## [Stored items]
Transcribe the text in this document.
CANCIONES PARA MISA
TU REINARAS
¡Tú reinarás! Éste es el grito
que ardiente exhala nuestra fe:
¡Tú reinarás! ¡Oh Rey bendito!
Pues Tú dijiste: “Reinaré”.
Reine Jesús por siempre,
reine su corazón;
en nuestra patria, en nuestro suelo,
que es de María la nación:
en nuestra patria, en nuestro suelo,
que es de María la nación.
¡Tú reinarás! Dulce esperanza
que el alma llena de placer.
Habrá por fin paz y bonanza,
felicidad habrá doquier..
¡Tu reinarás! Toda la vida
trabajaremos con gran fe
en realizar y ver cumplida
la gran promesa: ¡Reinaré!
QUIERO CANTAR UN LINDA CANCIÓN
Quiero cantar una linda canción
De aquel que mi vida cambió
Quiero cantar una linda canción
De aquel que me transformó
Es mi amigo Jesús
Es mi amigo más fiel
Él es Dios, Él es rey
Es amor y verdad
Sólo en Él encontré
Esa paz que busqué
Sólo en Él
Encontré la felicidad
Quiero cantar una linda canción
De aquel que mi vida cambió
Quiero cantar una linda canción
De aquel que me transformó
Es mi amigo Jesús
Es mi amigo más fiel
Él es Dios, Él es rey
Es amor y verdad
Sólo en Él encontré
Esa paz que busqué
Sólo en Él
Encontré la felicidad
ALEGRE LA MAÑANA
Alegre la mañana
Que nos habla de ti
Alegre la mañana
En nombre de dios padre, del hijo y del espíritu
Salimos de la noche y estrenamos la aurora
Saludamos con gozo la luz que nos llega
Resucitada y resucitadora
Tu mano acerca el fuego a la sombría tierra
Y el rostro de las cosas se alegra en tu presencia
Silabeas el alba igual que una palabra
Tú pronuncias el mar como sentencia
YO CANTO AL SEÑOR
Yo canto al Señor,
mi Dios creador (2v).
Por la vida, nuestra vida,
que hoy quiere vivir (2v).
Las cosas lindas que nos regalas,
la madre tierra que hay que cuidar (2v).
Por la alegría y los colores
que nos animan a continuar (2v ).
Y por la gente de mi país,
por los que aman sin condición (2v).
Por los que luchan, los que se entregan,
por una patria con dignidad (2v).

--

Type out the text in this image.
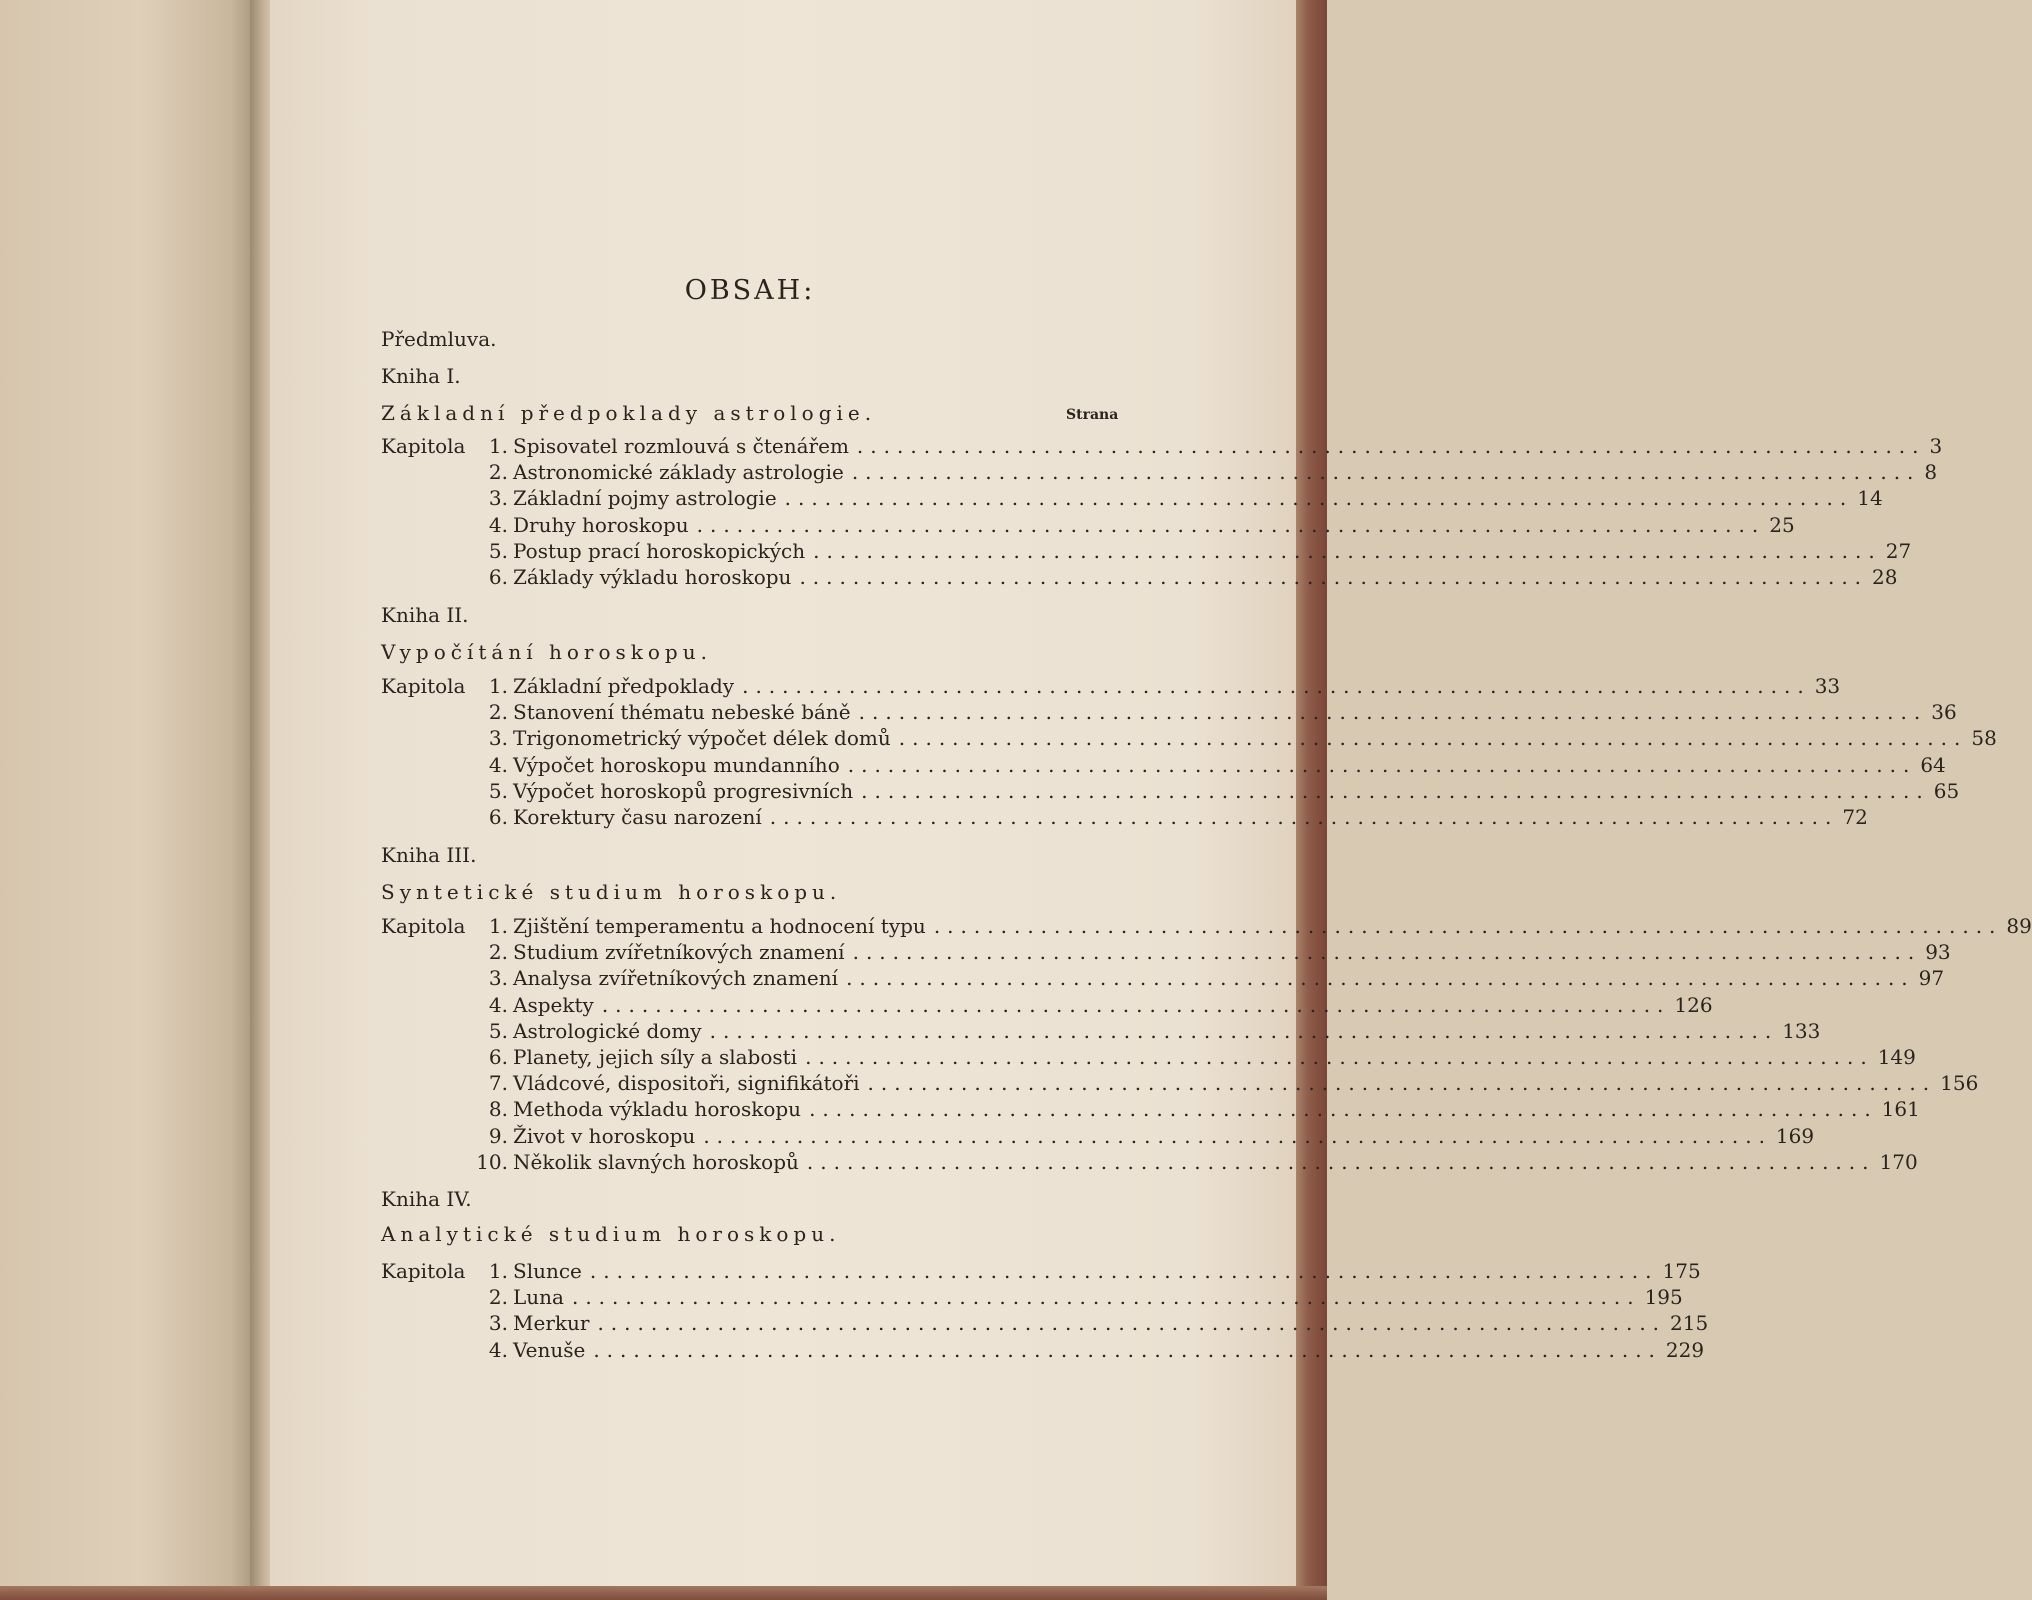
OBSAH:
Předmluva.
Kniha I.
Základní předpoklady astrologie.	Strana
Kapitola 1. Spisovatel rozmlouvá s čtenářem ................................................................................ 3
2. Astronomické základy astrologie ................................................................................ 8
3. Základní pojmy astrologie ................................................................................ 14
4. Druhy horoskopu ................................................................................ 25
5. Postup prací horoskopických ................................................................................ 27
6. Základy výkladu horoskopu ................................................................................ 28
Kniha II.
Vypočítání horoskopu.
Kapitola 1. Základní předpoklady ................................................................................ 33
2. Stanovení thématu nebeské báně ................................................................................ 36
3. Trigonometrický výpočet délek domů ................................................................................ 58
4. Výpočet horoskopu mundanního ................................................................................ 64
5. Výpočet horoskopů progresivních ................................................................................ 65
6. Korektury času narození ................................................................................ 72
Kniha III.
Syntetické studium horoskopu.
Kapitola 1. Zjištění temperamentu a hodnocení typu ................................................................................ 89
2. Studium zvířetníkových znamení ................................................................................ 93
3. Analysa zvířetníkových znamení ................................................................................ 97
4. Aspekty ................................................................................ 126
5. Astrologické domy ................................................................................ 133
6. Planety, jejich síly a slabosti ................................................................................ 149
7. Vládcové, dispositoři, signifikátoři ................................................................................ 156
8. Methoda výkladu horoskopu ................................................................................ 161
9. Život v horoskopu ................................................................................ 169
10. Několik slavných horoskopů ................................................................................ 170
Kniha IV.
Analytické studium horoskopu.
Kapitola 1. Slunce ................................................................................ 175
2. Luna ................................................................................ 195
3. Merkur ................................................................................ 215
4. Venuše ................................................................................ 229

...

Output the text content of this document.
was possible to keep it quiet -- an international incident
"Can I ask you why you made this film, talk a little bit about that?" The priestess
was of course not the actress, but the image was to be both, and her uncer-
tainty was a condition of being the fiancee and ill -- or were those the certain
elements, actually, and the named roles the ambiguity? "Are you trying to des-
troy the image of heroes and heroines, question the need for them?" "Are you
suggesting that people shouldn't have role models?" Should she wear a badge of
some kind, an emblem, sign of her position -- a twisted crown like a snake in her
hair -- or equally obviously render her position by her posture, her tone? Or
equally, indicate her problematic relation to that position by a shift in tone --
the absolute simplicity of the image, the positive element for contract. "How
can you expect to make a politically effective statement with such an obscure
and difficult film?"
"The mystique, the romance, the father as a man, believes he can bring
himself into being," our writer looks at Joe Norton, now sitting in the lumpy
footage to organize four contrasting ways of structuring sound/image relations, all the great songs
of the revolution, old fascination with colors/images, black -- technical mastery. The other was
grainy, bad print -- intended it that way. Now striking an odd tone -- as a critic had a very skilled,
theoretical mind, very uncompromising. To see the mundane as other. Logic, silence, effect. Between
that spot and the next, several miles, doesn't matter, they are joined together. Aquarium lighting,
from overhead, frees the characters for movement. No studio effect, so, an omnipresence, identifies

## [Task to complete]
Filter the entries down to the lines with the word "cosas" in them.

## [Task output]
Y el rostro de las cosas se alegra en tu presencia
Las cosas lindas que nos regalas,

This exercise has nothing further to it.